### Work to complete
Set out the lines of the items as a Markdown table with the columns Row and Line, starting with the line containing "co2-point xyxy=(916,163,919,166)" and going on through the line containing "co2-point xyxy=(126,178,129,181)". Number each line in Row, and leave out any blank lines.

### Input for this task

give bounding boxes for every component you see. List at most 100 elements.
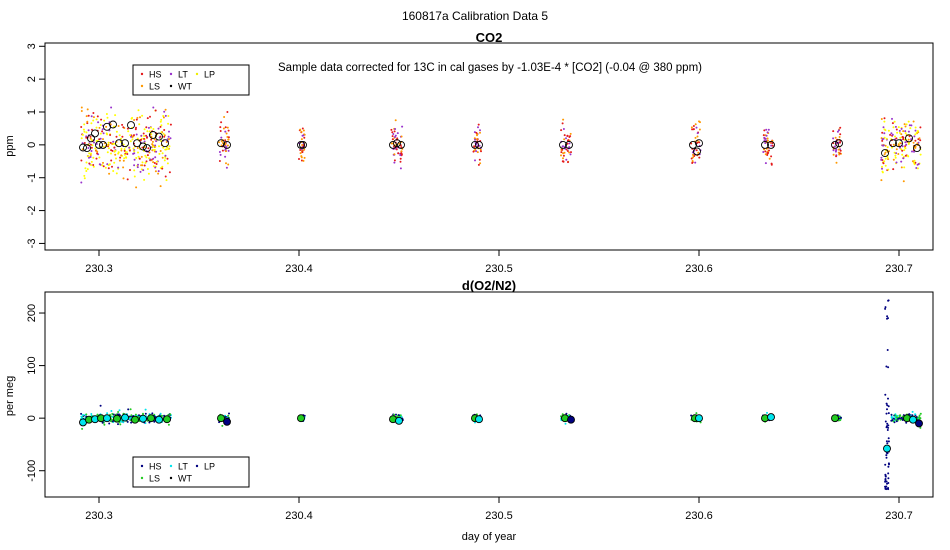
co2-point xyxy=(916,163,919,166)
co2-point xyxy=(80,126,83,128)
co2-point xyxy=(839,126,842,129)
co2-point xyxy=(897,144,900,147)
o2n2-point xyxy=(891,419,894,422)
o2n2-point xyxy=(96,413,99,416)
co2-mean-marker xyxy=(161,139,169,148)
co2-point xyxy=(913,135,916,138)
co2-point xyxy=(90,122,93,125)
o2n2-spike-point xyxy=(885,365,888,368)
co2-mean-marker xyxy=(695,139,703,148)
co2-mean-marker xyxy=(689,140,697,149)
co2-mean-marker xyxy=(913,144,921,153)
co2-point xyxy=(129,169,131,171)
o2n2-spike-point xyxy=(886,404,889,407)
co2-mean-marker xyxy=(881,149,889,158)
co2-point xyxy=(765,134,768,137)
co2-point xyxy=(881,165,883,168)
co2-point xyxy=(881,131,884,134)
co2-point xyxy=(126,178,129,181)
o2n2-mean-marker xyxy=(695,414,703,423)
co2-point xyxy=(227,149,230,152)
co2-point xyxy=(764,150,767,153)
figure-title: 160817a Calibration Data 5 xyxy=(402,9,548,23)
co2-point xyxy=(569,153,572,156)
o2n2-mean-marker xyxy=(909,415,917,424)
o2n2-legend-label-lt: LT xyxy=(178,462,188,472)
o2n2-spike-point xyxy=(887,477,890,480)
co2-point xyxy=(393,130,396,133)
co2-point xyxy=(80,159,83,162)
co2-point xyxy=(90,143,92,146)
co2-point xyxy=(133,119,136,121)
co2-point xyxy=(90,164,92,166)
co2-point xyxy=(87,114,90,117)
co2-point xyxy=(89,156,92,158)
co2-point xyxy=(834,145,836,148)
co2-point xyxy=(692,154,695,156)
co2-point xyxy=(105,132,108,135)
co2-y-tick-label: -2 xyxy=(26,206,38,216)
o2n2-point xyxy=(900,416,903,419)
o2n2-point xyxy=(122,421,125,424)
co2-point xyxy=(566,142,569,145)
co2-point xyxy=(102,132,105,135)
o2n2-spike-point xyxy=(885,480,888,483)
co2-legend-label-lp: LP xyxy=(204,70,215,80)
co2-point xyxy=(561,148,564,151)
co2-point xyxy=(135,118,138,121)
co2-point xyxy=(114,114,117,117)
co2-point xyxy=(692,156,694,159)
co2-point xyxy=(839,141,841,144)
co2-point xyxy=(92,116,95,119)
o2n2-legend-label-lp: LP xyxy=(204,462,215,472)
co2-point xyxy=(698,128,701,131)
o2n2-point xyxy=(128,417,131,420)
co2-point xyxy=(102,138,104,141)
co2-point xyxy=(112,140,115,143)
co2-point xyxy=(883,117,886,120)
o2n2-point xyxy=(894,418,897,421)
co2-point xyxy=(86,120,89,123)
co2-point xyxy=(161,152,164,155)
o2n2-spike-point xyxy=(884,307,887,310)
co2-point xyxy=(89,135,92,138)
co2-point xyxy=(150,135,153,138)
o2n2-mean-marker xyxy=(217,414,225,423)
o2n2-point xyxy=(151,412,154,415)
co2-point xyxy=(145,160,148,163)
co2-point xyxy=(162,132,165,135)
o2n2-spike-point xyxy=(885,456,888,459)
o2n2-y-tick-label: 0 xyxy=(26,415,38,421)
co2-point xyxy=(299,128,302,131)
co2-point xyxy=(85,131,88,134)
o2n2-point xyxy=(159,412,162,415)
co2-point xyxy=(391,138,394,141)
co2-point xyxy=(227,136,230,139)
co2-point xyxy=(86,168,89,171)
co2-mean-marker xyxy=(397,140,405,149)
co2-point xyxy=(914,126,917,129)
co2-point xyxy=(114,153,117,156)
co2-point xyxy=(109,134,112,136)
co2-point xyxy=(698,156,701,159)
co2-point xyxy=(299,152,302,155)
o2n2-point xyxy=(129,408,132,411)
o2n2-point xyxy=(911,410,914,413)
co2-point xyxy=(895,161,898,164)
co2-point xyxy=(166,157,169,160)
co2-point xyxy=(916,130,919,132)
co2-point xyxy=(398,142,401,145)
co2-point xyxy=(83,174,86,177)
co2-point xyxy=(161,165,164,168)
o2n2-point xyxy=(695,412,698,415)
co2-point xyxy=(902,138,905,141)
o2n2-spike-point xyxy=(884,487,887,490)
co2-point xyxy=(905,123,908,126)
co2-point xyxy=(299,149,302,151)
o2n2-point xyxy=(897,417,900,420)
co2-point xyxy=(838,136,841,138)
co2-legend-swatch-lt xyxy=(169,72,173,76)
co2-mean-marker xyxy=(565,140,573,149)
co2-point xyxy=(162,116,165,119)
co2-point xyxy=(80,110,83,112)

### Exercise output
| Row | Line |
|---|---|
| 1 | co2-point xyxy=(916,163,919,166) |
| 2 | co2-point xyxy=(80,126,83,128) |
| 3 | co2-point xyxy=(839,126,842,129) |
| 4 | co2-point xyxy=(897,144,900,147) |
| 5 | o2n2-point xyxy=(891,419,894,422) |
| 6 | o2n2-point xyxy=(96,413,99,416) |
| 7 | co2-mean-marker xyxy=(161,139,169,148) |
| 8 | co2-point xyxy=(913,135,916,138) |
| 9 | co2-point xyxy=(90,122,93,125) |
| 10 | o2n2-spike-point xyxy=(885,365,888,368) |
| 11 | co2-mean-marker xyxy=(695,139,703,148) |
| 12 | co2-mean-marker xyxy=(689,140,697,149) |
| 13 | co2-mean-marker xyxy=(913,144,921,153) |
| 14 | co2-point xyxy=(129,169,131,171) |
| 15 | o2n2-spike-point xyxy=(886,404,889,407) |
| 16 | co2-mean-marker xyxy=(881,149,889,158) |
| 17 | co2-point xyxy=(765,134,768,137) |
| 18 | co2-point xyxy=(881,165,883,168) |
| 19 | co2-point xyxy=(881,131,884,134) |
| 20 | co2-point xyxy=(126,178,129,181) |